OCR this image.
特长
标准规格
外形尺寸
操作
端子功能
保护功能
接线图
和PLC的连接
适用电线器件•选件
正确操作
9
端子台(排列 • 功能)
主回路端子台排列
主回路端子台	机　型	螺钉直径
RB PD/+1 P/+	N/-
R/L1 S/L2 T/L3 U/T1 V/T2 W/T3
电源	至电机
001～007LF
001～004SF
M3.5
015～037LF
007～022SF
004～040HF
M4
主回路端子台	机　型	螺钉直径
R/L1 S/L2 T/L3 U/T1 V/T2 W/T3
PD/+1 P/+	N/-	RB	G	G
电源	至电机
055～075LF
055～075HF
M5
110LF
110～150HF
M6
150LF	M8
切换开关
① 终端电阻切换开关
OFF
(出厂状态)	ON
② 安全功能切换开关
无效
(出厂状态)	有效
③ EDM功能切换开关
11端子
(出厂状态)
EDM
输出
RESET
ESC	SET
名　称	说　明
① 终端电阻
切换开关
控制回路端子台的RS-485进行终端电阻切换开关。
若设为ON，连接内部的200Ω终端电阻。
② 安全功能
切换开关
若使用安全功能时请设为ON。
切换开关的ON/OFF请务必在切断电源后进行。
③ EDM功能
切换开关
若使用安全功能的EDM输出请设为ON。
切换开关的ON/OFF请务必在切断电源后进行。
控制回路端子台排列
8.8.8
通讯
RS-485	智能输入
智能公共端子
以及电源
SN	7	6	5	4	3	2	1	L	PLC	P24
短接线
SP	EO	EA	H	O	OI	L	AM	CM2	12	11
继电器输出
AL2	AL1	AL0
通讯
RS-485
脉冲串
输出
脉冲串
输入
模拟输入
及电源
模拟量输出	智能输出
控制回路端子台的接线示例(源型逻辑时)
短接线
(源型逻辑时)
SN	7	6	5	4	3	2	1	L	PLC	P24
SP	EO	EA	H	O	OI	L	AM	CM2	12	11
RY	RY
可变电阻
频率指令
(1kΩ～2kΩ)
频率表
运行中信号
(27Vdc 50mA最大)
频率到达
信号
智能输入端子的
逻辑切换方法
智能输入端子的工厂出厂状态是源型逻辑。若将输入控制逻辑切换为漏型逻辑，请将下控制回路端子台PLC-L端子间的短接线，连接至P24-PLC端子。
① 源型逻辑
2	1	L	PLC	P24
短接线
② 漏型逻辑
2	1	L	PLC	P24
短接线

→ **Aim of the task**
Copy every line of the material, please, keeping it exactly the same.

→ **Result of this exercise**
OCR this image.
特长
标准规格
外形尺寸
操作
端子功能
保护功能
接线图
和PLC的连接
适用电线器件•选件
正确操作
9
端子台(排列 • 功能)
主回路端子台排列
主回路端子台	机　型	螺钉直径
RB PD/+1 P/+	N/-
R/L1 S/L2 T/L3 U/T1 V/T2 W/T3
电源	至电机
001～007LF
001～004SF
M3.5
015～037LF
007～022SF
004～040HF
M4
主回路端子台	机　型	螺钉直径
R/L1 S/L2 T/L3 U/T1 V/T2 W/T3
PD/+1 P/+	N/-	RB	G	G
电源	至电机
055～075LF
055～075HF
M5
110LF
110～150HF
M6
150LF	M8
切换开关
① 终端电阻切换开关
OFF
(出厂状态)	ON
② 安全功能切换开关
无效
(出厂状态)	有效
③ EDM功能切换开关
11端子
(出厂状态)
EDM
输出
RESET
ESC	SET
名　称	说　明
① 终端电阻
切换开关
控制回路端子台的RS-485进行终端电阻切换开关。
若设为ON，连接内部的200Ω终端电阻。
② 安全功能
切换开关
若使用安全功能时请设为ON。
切换开关的ON/OFF请务必在切断电源后进行。
③ EDM功能
切换开关
若使用安全功能的EDM输出请设为ON。
切换开关的ON/OFF请务必在切断电源后进行。
控制回路端子台排列
8.8.8
通讯
RS-485	智能输入
智能公共端子
以及电源
SN	7	6	5	4	3	2	1	L	PLC	P24
短接线
SP	EO	EA	H	O	OI	L	AM	CM2	12	11
继电器输出
AL2	AL1	AL0
通讯
RS-485
脉冲串
输出
脉冲串
输入
模拟输入
及电源
模拟量输出	智能输出
控制回路端子台的接线示例(源型逻辑时)
短接线
(源型逻辑时)
SN	7	6	5	4	3	2	1	L	PLC	P24
SP	EO	EA	H	O	OI	L	AM	CM2	12	11
RY	RY
可变电阻
频率指令
(1kΩ～2kΩ)
频率表
运行中信号
(27Vdc 50mA最大)
频率到达
信号
智能输入端子的
逻辑切换方法
智能输入端子的工厂出厂状态是源型逻辑。若将输入控制逻辑切换为漏型逻辑，请将下控制回路端子台PLC-L端子间的短接线，连接至P24-PLC端子。
① 源型逻辑
2	1	L	PLC	P24
短接线
② 漏型逻辑
2	1	L	PLC	P24
短接线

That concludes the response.